*CHALLENGE*
Write out the rows starting at the line that contains "square-19[interactable]: 香 [553, 518, 610, 580]" and ending at the line that contains "piece-gote-silver[interactable]: 銀 [274, 89, 318, 142]", both included, copying each one character for character.

*INPUT RECORDS*
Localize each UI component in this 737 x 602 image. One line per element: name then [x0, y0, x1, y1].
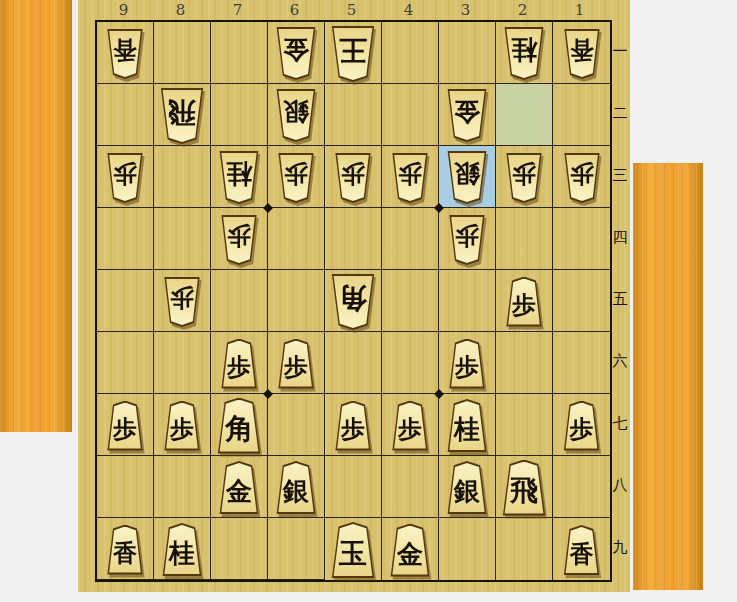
square-19[interactable]: 香 [553, 518, 610, 580]
file-label-9: 9 [95, 1, 152, 19]
square-76[interactable]: 歩 [211, 332, 268, 394]
square-26[interactable] [496, 332, 553, 394]
square-67[interactable] [268, 394, 325, 456]
piece-gote-silver[interactable]: 銀 [274, 89, 318, 142]
piece-gote-pawn[interactable]: 歩 [105, 153, 145, 203]
koma-shape: 香 [105, 29, 145, 79]
file-coordinate-labels: 987654321 [95, 1, 608, 19]
square-15[interactable] [553, 270, 610, 332]
piece-kanji: 歩 [455, 224, 479, 255]
file-label-6: 6 [266, 1, 323, 19]
square-88[interactable] [154, 456, 211, 518]
square-66[interactable]: 歩 [268, 332, 325, 394]
koma-shape: 歩 [276, 339, 316, 389]
koma-shape: 歩 [562, 401, 602, 451]
koma-shape: 歩 [562, 153, 602, 203]
koma-shape: 歩 [219, 339, 259, 389]
rank-coordinate-labels: 一二三四五六七八九 [610, 20, 630, 578]
square-58[interactable] [325, 456, 382, 518]
square-68[interactable]: 銀 [268, 456, 325, 518]
piece-sente-pawn[interactable]: 歩 [447, 339, 487, 389]
rank-label-7: 七 [610, 392, 630, 454]
koma-shape: 歩 [333, 401, 373, 451]
piece-sente-pawn[interactable]: 歩 [276, 339, 316, 389]
piece-sente-pawn[interactable]: 歩 [333, 401, 373, 451]
square-36[interactable]: 歩 [439, 332, 496, 394]
square-97[interactable]: 歩 [97, 394, 154, 456]
piece-kanji: 歩 [170, 410, 194, 441]
piece-kanji: 歩 [113, 162, 137, 193]
koma-shape: 玉 [329, 522, 377, 578]
koma-shape: 銀 [274, 461, 318, 514]
koma-shape: 金 [274, 27, 318, 80]
square-81[interactable] [154, 22, 211, 84]
square-46[interactable] [382, 332, 439, 394]
piece-kanji: 香 [570, 535, 594, 566]
square-77[interactable]: 角 [211, 394, 268, 456]
koma-shape: 歩 [504, 153, 544, 203]
koma-shape: 歩 [390, 153, 430, 203]
piece-kanji: 桂 [454, 409, 480, 442]
piece-kanji: 銀 [454, 471, 480, 504]
square-85[interactable]: 歩 [154, 270, 211, 332]
piece-sente-silver[interactable]: 銀 [445, 461, 489, 514]
square-21[interactable]: 桂 [496, 22, 553, 84]
square-72[interactable] [211, 84, 268, 146]
piece-gote-pawn[interactable]: 歩 [162, 277, 202, 327]
square-87[interactable]: 歩 [154, 394, 211, 456]
koma-shape: 銀 [274, 89, 318, 142]
piece-kanji: 桂 [169, 533, 195, 566]
piece-gote-gold[interactable]: 金 [274, 27, 318, 80]
piece-sente-knight[interactable]: 桂 [160, 523, 204, 576]
piece-gote-pawn[interactable]: 歩 [504, 153, 544, 203]
square-89[interactable]: 桂 [154, 518, 211, 580]
piece-gote-rook[interactable]: 飛 [158, 88, 206, 144]
square-51[interactable]: 王 [325, 22, 382, 84]
piece-sente-bishop[interactable]: 角 [215, 398, 263, 454]
rank-label-8: 八 [610, 454, 630, 516]
piece-kanji: 香 [113, 534, 137, 565]
piece-kanji: 飛 [168, 98, 196, 133]
square-74[interactable]: 歩 [211, 208, 268, 270]
piece-gote-pawn[interactable]: 歩 [562, 153, 602, 203]
piece-gote-gold[interactable]: 金 [445, 89, 489, 142]
piece-kanji: 角 [225, 408, 253, 443]
square-35[interactable] [439, 270, 496, 332]
koma-shape: 角 [215, 398, 263, 454]
square-25[interactable]: 歩 [496, 270, 553, 332]
piece-kanji: 歩 [227, 348, 251, 379]
koma-shape: 歩 [447, 339, 487, 389]
square-69[interactable] [268, 518, 325, 580]
piece-gote-knight[interactable]: 桂 [217, 151, 261, 204]
piece-kanji: 香 [570, 38, 594, 69]
piece-kanji: 歩 [284, 348, 308, 379]
piece-kanji: 歩 [341, 410, 365, 441]
square-91[interactable]: 香 [97, 22, 154, 84]
rank-label-4: 四 [610, 206, 630, 268]
square-11[interactable]: 香 [553, 22, 610, 84]
piece-kanji: 玉 [339, 533, 367, 568]
piece-sente-knight[interactable]: 桂 [445, 399, 489, 452]
square-63[interactable]: 歩 [268, 146, 325, 208]
square-16[interactable] [553, 332, 610, 394]
piece-gote-king[interactable]: 王 [329, 26, 377, 82]
square-52[interactable] [325, 84, 382, 146]
koma-shape: 金 [388, 524, 432, 577]
piece-kanji: 歩 [341, 162, 365, 193]
piece-kanji: 歩 [512, 286, 536, 317]
piece-kanji: 歩 [227, 224, 251, 255]
left-wood-panel [0, 0, 72, 432]
piece-kanji: 歩 [455, 348, 479, 379]
piece-kanji: 金 [454, 99, 480, 132]
piece-gote-lance[interactable]: 香 [105, 29, 145, 79]
file-label-7: 7 [209, 1, 266, 19]
piece-sente-pawn[interactable]: 歩 [162, 401, 202, 451]
piece-kanji: 王 [339, 36, 367, 71]
rank-label-2: 二 [610, 82, 630, 144]
square-22[interactable] [496, 84, 553, 146]
square-83[interactable] [154, 146, 211, 208]
square-57[interactable]: 歩 [325, 394, 382, 456]
piece-sente-pawn[interactable]: 歩 [219, 339, 259, 389]
koma-shape: 香 [562, 525, 602, 575]
square-12[interactable] [553, 84, 610, 146]
square-73[interactable]: 桂 [211, 146, 268, 208]
koma-shape: 銀 [445, 461, 489, 514]
square-17[interactable]: 歩 [553, 394, 610, 456]
square-37[interactable]: 桂 [439, 394, 496, 456]
piece-gote-bishop[interactable]: 角 [329, 274, 377, 330]
square-93[interactable]: 歩 [97, 146, 154, 208]
square-53[interactable]: 歩 [325, 146, 382, 208]
piece-kanji: 金 [397, 534, 423, 567]
koma-shape: 歩 [276, 153, 316, 203]
koma-shape: 銀 [445, 151, 489, 204]
square-32[interactable]: 金 [439, 84, 496, 146]
koma-shape: 香 [562, 29, 602, 79]
koma-shape: 飛 [500, 460, 548, 516]
koma-shape: 飛 [158, 88, 206, 144]
file-label-8: 8 [152, 1, 209, 19]
koma-shape: 桂 [160, 523, 204, 576]
square-31[interactable] [439, 22, 496, 84]
piece-kanji: 銀 [454, 161, 480, 194]
square-75[interactable] [211, 270, 268, 332]
square-84[interactable] [154, 208, 211, 270]
piece-sente-lance[interactable]: 香 [562, 525, 602, 575]
piece-gote-pawn[interactable]: 歩 [219, 215, 259, 265]
piece-kanji: 歩 [570, 410, 594, 441]
koma-shape: 桂 [445, 399, 489, 452]
piece-gote-pawn[interactable]: 歩 [447, 215, 487, 265]
right-wood-panel [633, 163, 703, 590]
rank-label-6: 六 [610, 330, 630, 392]
square-65[interactable] [268, 270, 325, 332]
piece-gote-silver[interactable]: 銀 [445, 151, 489, 204]
file-label-2: 2 [494, 1, 551, 19]
piece-kanji: 金 [283, 37, 309, 70]
square-44[interactable] [382, 208, 439, 270]
square-96[interactable] [97, 332, 154, 394]
piece-kanji: 香 [113, 38, 137, 69]
piece-sente-lance[interactable]: 香 [105, 525, 145, 575]
square-39[interactable] [439, 518, 496, 580]
piece-kanji: 銀 [283, 99, 309, 132]
square-23[interactable]: 歩 [496, 146, 553, 208]
file-label-1: 1 [551, 1, 608, 19]
piece-sente-rook[interactable]: 飛 [500, 460, 548, 516]
square-78[interactable]: 金 [211, 456, 268, 518]
square-95[interactable] [97, 270, 154, 332]
square-28[interactable]: 飛 [496, 456, 553, 518]
piece-sente-gold[interactable]: 金 [217, 461, 261, 514]
koma-shape: 金 [217, 461, 261, 514]
koma-shape: 歩 [504, 277, 544, 327]
square-64[interactable] [268, 208, 325, 270]
piece-kanji: 桂 [511, 37, 537, 70]
square-47[interactable]: 歩 [382, 394, 439, 456]
square-98[interactable] [97, 456, 154, 518]
piece-kanji: 歩 [512, 162, 536, 193]
koma-shape: 歩 [219, 215, 259, 265]
piece-kanji: 歩 [170, 286, 194, 317]
koma-shape: 王 [329, 26, 377, 82]
koma-shape: 金 [445, 89, 489, 142]
square-86[interactable] [154, 332, 211, 394]
square-33[interactable]: 銀 [439, 146, 496, 208]
square-49[interactable]: 金 [382, 518, 439, 580]
piece-kanji: 歩 [398, 410, 422, 441]
shogi-board-grid: 香金王桂香飛銀金歩桂歩歩歩銀歩歩歩歩歩角歩歩歩歩歩歩角歩歩桂歩金銀銀飛香桂玉金香 [95, 20, 612, 582]
piece-gote-pawn[interactable]: 歩 [390, 153, 430, 203]
koma-shape: 香 [105, 525, 145, 575]
square-79[interactable] [211, 518, 268, 580]
piece-sente-silver[interactable]: 銀 [274, 461, 318, 514]
piece-kanji: 角 [339, 284, 367, 319]
piece-sente-pawn[interactable]: 歩 [105, 401, 145, 451]
square-59[interactable]: 玉 [325, 518, 382, 580]
square-34[interactable]: 歩 [439, 208, 496, 270]
square-43[interactable]: 歩 [382, 146, 439, 208]
koma-shape: 桂 [502, 27, 546, 80]
koma-shape: 歩 [162, 401, 202, 451]
square-41[interactable] [382, 22, 439, 84]
koma-shape: 桂 [217, 151, 261, 204]
piece-kanji: 歩 [570, 162, 594, 193]
rank-label-5: 五 [610, 268, 630, 330]
square-94[interactable] [97, 208, 154, 270]
piece-kanji: 桂 [226, 161, 252, 194]
piece-kanji: 銀 [283, 471, 309, 504]
square-38[interactable]: 銀 [439, 456, 496, 518]
square-55[interactable]: 角 [325, 270, 382, 332]
piece-gote-lance[interactable]: 香 [562, 29, 602, 79]
square-29[interactable] [496, 518, 553, 580]
rank-label-9: 九 [610, 516, 630, 578]
koma-shape: 歩 [390, 401, 430, 451]
koma-shape: 歩 [105, 401, 145, 451]
file-label-3: 3 [437, 1, 494, 19]
file-label-5: 5 [323, 1, 380, 19]
square-14[interactable] [553, 208, 610, 270]
square-56[interactable] [325, 332, 382, 394]
square-13[interactable]: 歩 [553, 146, 610, 208]
square-82[interactable]: 飛 [154, 84, 211, 146]
piece-sente-pawn[interactable]: 歩 [504, 277, 544, 327]
rank-label-3: 三 [610, 144, 630, 206]
koma-shape: 歩 [333, 153, 373, 203]
piece-kanji: 歩 [284, 162, 308, 193]
square-18[interactable] [553, 456, 610, 518]
piece-sente-pawn[interactable]: 歩 [562, 401, 602, 451]
piece-gote-pawn[interactable]: 歩 [333, 153, 373, 203]
piece-gote-pawn[interactable]: 歩 [276, 153, 316, 203]
piece-gote-knight[interactable]: 桂 [502, 27, 546, 80]
koma-shape: 歩 [162, 277, 202, 327]
file-label-4: 4 [380, 1, 437, 19]
piece-kanji: 歩 [113, 410, 137, 441]
piece-kanji: 金 [226, 471, 252, 504]
square-61[interactable]: 金 [268, 22, 325, 84]
square-99[interactable]: 香 [97, 518, 154, 580]
piece-kanji: 歩 [398, 162, 422, 193]
koma-shape: 歩 [105, 153, 145, 203]
square-24[interactable] [496, 208, 553, 270]
piece-sente-pawn[interactable]: 歩 [390, 401, 430, 451]
square-42[interactable] [382, 84, 439, 146]
piece-sente-king[interactable]: 玉 [329, 522, 377, 578]
koma-shape: 歩 [447, 215, 487, 265]
koma-shape: 角 [329, 274, 377, 330]
square-27[interactable] [496, 394, 553, 456]
piece-kanji: 飛 [510, 470, 538, 505]
square-62[interactable]: 銀 [268, 84, 325, 146]
square-92[interactable] [97, 84, 154, 146]
square-71[interactable] [211, 22, 268, 84]
square-48[interactable] [382, 456, 439, 518]
square-54[interactable] [325, 208, 382, 270]
square-45[interactable] [382, 270, 439, 332]
rank-label-1: 一 [610, 20, 630, 82]
piece-sente-gold[interactable]: 金 [388, 524, 432, 577]
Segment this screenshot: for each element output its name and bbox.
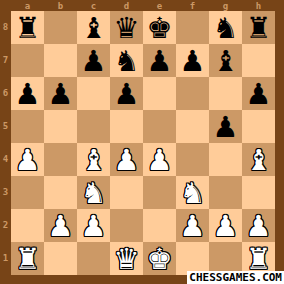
square-d4[interactable]: ♟ xyxy=(110,143,143,176)
white-knight[interactable]: ♞ xyxy=(176,176,209,209)
square-f3[interactable]: ♞ xyxy=(176,176,209,209)
square-f4[interactable] xyxy=(176,143,209,176)
square-c7[interactable]: ♟ xyxy=(77,44,110,77)
square-f8[interactable] xyxy=(176,11,209,44)
white-queen[interactable]: ♛ xyxy=(110,242,143,275)
square-e1[interactable]: ♚ xyxy=(143,242,176,275)
chess-board: ♜♝♛♚♞♜♟♞♟♟♝♟♟♟♟♟♟♝♟♟♝♞♞♟♟♟♟♟♜♛♚♜ xyxy=(11,11,275,275)
black-knight[interactable]: ♞ xyxy=(110,44,143,77)
square-b5[interactable] xyxy=(44,110,77,143)
black-pawn[interactable]: ♟ xyxy=(110,77,143,110)
square-d2[interactable] xyxy=(110,209,143,242)
white-knight[interactable]: ♞ xyxy=(77,176,110,209)
white-pawn[interactable]: ♟ xyxy=(11,143,44,176)
square-g4[interactable] xyxy=(209,143,242,176)
black-pawn[interactable]: ♟ xyxy=(242,77,275,110)
black-rook[interactable]: ♜ xyxy=(242,11,275,44)
square-d5[interactable] xyxy=(110,110,143,143)
white-king[interactable]: ♚ xyxy=(143,242,176,275)
rank-label-4: 4 xyxy=(0,143,11,176)
square-e6[interactable] xyxy=(143,77,176,110)
square-a8[interactable]: ♜ xyxy=(11,11,44,44)
square-h8[interactable]: ♜ xyxy=(242,11,275,44)
square-b7[interactable] xyxy=(44,44,77,77)
white-rook[interactable]: ♜ xyxy=(11,242,44,275)
square-a6[interactable]: ♟ xyxy=(11,77,44,110)
white-pawn[interactable]: ♟ xyxy=(44,209,77,242)
black-pawn[interactable]: ♟ xyxy=(209,110,242,143)
square-b4[interactable] xyxy=(44,143,77,176)
square-c1[interactable] xyxy=(77,242,110,275)
square-a4[interactable]: ♟ xyxy=(11,143,44,176)
square-g3[interactable] xyxy=(209,176,242,209)
square-g8[interactable]: ♞ xyxy=(209,11,242,44)
rank-label-1: 1 xyxy=(0,242,11,275)
square-b6[interactable]: ♟ xyxy=(44,77,77,110)
square-b1[interactable] xyxy=(44,242,77,275)
black-bishop[interactable]: ♝ xyxy=(77,11,110,44)
rank-label-8: 8 xyxy=(0,11,11,44)
square-h7[interactable] xyxy=(242,44,275,77)
black-rook[interactable]: ♜ xyxy=(11,11,44,44)
square-g2[interactable]: ♟ xyxy=(209,209,242,242)
square-g7[interactable]: ♝ xyxy=(209,44,242,77)
square-c3[interactable]: ♞ xyxy=(77,176,110,209)
square-c6[interactable] xyxy=(77,77,110,110)
square-d1[interactable]: ♛ xyxy=(110,242,143,275)
square-a7[interactable] xyxy=(11,44,44,77)
square-f5[interactable] xyxy=(176,110,209,143)
square-h5[interactable] xyxy=(242,110,275,143)
square-d7[interactable]: ♞ xyxy=(110,44,143,77)
square-h6[interactable]: ♟ xyxy=(242,77,275,110)
square-h2[interactable]: ♟ xyxy=(242,209,275,242)
file-labels: abcdefgh xyxy=(11,0,275,11)
chess-diagram: abcdefgh 87654321 ♜♝♛♚♞♜♟♞♟♟♝♟♟♟♟♟♟♝♟♟♝♞… xyxy=(0,0,284,284)
square-c8[interactable]: ♝ xyxy=(77,11,110,44)
square-e4[interactable]: ♟ xyxy=(143,143,176,176)
square-f7[interactable]: ♟ xyxy=(176,44,209,77)
square-b8[interactable] xyxy=(44,11,77,44)
square-d3[interactable] xyxy=(110,176,143,209)
square-e7[interactable]: ♟ xyxy=(143,44,176,77)
square-h4[interactable]: ♝ xyxy=(242,143,275,176)
rank-label-7: 7 xyxy=(0,44,11,77)
square-d8[interactable]: ♛ xyxy=(110,11,143,44)
black-pawn[interactable]: ♟ xyxy=(77,44,110,77)
square-c5[interactable] xyxy=(77,110,110,143)
square-g6[interactable] xyxy=(209,77,242,110)
rank-label-3: 3 xyxy=(0,176,11,209)
black-pawn[interactable]: ♟ xyxy=(44,77,77,110)
black-pawn[interactable]: ♟ xyxy=(11,77,44,110)
square-f6[interactable] xyxy=(176,77,209,110)
square-a5[interactable] xyxy=(11,110,44,143)
white-pawn[interactable]: ♟ xyxy=(77,209,110,242)
chessgames-watermark: CHESSGAMES.COM xyxy=(187,271,284,284)
rank-labels: 87654321 xyxy=(0,11,11,275)
rank-label-6: 6 xyxy=(0,77,11,110)
square-a2[interactable] xyxy=(11,209,44,242)
square-a3[interactable] xyxy=(11,176,44,209)
square-c4[interactable]: ♝ xyxy=(77,143,110,176)
white-pawn[interactable]: ♟ xyxy=(143,143,176,176)
square-d6[interactable]: ♟ xyxy=(110,77,143,110)
black-pawn[interactable]: ♟ xyxy=(176,44,209,77)
square-e2[interactable] xyxy=(143,209,176,242)
square-f2[interactable]: ♟ xyxy=(176,209,209,242)
square-g5[interactable]: ♟ xyxy=(209,110,242,143)
square-a1[interactable]: ♜ xyxy=(11,242,44,275)
rank-label-2: 2 xyxy=(0,209,11,242)
black-queen[interactable]: ♛ xyxy=(110,11,143,44)
square-e3[interactable] xyxy=(143,176,176,209)
black-pawn[interactable]: ♟ xyxy=(143,44,176,77)
white-bishop[interactable]: ♝ xyxy=(242,143,275,176)
white-pawn[interactable]: ♟ xyxy=(110,143,143,176)
square-b2[interactable]: ♟ xyxy=(44,209,77,242)
white-pawn[interactable]: ♟ xyxy=(242,209,275,242)
square-e5[interactable] xyxy=(143,110,176,143)
square-b3[interactable] xyxy=(44,176,77,209)
white-pawn[interactable]: ♟ xyxy=(209,209,242,242)
white-bishop[interactable]: ♝ xyxy=(77,143,110,176)
square-e8[interactable]: ♚ xyxy=(143,11,176,44)
rank-label-5: 5 xyxy=(0,110,11,143)
square-h3[interactable] xyxy=(242,176,275,209)
black-king[interactable]: ♚ xyxy=(143,11,176,44)
square-c2[interactable]: ♟ xyxy=(77,209,110,242)
black-knight[interactable]: ♞ xyxy=(209,11,242,44)
white-pawn[interactable]: ♟ xyxy=(176,209,209,242)
black-bishop[interactable]: ♝ xyxy=(209,44,242,77)
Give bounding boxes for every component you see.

*RESULT OF THE TASK*
square-19[interactable]: 香 [553, 518, 610, 580]
file-label-9: 9 [95, 1, 152, 19]
square-76[interactable]: 歩 [211, 332, 268, 394]
square-26[interactable] [496, 332, 553, 394]
square-67[interactable] [268, 394, 325, 456]
piece-gote-silver[interactable]: 銀 [274, 89, 318, 142]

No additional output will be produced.